What is required :: Give back the whole listing exactly as shown.

Material ::
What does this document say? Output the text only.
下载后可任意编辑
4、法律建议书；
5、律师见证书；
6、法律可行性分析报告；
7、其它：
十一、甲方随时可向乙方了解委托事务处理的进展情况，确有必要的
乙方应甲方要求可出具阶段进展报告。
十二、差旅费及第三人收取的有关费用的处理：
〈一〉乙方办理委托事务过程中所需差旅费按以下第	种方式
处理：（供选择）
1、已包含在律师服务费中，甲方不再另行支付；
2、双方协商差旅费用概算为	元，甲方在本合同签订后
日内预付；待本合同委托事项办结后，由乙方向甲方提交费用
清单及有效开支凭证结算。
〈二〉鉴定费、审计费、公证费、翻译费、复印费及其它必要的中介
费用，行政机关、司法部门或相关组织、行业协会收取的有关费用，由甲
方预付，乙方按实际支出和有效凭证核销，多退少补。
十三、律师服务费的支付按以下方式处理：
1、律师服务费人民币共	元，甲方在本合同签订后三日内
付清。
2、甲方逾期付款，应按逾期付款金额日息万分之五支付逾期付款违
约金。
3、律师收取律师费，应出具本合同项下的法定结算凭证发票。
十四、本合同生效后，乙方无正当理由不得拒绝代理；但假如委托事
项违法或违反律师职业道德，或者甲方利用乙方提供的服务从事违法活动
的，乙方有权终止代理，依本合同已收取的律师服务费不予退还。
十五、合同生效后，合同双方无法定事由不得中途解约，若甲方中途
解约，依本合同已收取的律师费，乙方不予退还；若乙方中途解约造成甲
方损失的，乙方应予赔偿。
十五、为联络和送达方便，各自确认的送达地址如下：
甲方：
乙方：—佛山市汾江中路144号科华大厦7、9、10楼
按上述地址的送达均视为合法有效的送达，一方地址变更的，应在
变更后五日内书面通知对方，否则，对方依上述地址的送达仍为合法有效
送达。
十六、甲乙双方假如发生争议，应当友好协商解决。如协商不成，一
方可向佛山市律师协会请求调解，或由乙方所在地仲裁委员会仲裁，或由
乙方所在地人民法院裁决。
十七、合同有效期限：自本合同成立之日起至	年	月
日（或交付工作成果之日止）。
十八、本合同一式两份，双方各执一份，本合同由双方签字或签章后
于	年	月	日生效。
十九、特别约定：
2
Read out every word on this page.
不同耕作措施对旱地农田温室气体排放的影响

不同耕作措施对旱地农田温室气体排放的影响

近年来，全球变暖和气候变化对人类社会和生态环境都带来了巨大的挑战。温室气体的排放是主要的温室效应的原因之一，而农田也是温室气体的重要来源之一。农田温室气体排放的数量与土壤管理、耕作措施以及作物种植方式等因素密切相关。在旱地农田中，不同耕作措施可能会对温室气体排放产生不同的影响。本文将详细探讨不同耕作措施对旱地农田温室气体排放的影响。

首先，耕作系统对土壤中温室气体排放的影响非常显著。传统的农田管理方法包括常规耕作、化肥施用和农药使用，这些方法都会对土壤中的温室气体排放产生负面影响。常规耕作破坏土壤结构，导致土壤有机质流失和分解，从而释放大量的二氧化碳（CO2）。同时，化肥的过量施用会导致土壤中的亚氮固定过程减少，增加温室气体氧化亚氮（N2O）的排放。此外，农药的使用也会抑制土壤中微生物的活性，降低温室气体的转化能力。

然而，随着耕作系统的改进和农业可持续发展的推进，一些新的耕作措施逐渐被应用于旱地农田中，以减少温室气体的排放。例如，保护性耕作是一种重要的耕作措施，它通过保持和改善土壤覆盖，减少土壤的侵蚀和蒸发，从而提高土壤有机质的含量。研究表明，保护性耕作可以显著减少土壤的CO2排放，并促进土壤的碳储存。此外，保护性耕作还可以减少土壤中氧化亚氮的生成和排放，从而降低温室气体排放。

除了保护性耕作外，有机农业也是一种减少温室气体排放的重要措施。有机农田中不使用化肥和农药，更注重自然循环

The solution ::
What does this document say? Output the text only.
下载后可任意编辑
4、法律建议书；
5、律师见证书；
6、法律可行性分析报告；
7、其它：
十一、甲方随时可向乙方了解委托事务处理的进展情况，确有必要的
乙方应甲方要求可出具阶段进展报告。
十二、差旅费及第三人收取的有关费用的处理：
〈一〉乙方办理委托事务过程中所需差旅费按以下第	种方式
处理：（供选择）
1、已包含在律师服务费中，甲方不再另行支付；
2、双方协商差旅费用概算为	元，甲方在本合同签订后
日内预付；待本合同委托事项办结后，由乙方向甲方提交费用
清单及有效开支凭证结算。
〈二〉鉴定费、审计费、公证费、翻译费、复印费及其它必要的中介
费用，行政机关、司法部门或相关组织、行业协会收取的有关费用，由甲
方预付，乙方按实际支出和有效凭证核销，多退少补。
十三、律师服务费的支付按以下方式处理：
1、律师服务费人民币共	元，甲方在本合同签订后三日内
付清。
2、甲方逾期付款，应按逾期付款金额日息万分之五支付逾期付款违
约金。
3、律师收取律师费，应出具本合同项下的法定结算凭证发票。
十四、本合同生效后，乙方无正当理由不得拒绝代理；但假如委托事
项违法或违反律师职业道德，或者甲方利用乙方提供的服务从事违法活动
的，乙方有权终止代理，依本合同已收取的律师服务费不予退还。
十五、合同生效后，合同双方无法定事由不得中途解约，若甲方中途
解约，依本合同已收取的律师费，乙方不予退还；若乙方中途解约造成甲
方损失的，乙方应予赔偿。
十五、为联络和送达方便，各自确认的送达地址如下：
甲方：
乙方：—佛山市汾江中路144号科华大厦7、9、10楼
按上述地址的送达均视为合法有效的送达，一方地址变更的，应在
变更后五日内书面通知对方，否则，对方依上述地址的送达仍为合法有效
送达。
十六、甲乙双方假如发生争议，应当友好协商解决。如协商不成，一
方可向佛山市律师协会请求调解，或由乙方所在地仲裁委员会仲裁，或由
乙方所在地人民法院裁决。
十七、合同有效期限：自本合同成立之日起至	年	月
日（或交付工作成果之日止）。
十八、本合同一式两份，双方各执一份，本合同由双方签字或签章后
于	年	月	日生效。
十九、特别约定：
2
Read out every word on this page.
不同耕作措施对旱地农田温室气体排放的影响

不同耕作措施对旱地农田温室气体排放的影响

近年来，全球变暖和气候变化对人类社会和生态环境都带来了巨大的挑战。温室气体的排放是主要的温室效应的原因之一，而农田也是温室气体的重要来源之一。农田温室气体排放的数量与土壤管理、耕作措施以及作物种植方式等因素密切相关。在旱地农田中，不同耕作措施可能会对温室气体排放产生不同的影响。本文将详细探讨不同耕作措施对旱地农田温室气体排放的影响。

首先，耕作系统对土壤中温室气体排放的影响非常显著。传统的农田管理方法包括常规耕作、化肥施用和农药使用，这些方法都会对土壤中的温室气体排放产生负面影响。常规耕作破坏土壤结构，导致土壤有机质流失和分解，从而释放大量的二氧化碳（CO2）。同时，化肥的过量施用会导致土壤中的亚氮固定过程减少，增加温室气体氧化亚氮（N2O）的排放。此外，农药的使用也会抑制土壤中微生物的活性，降低温室气体的转化能力。

然而，随着耕作系统的改进和农业可持续发展的推进，一些新的耕作措施逐渐被应用于旱地农田中，以减少温室气体的排放。例如，保护性耕作是一种重要的耕作措施，它通过保持和改善土壤覆盖，减少土壤的侵蚀和蒸发，从而提高土壤有机质的含量。研究表明，保护性耕作可以显著减少土壤的CO2排放，并促进土壤的碳储存。此外，保护性耕作还可以减少土壤中氧化亚氮的生成和排放，从而降低温室气体排放。

除了保护性耕作外，有机农业也是一种减少温室气体排放的重要措施。有机农田中不使用化肥和农药，更注重自然循环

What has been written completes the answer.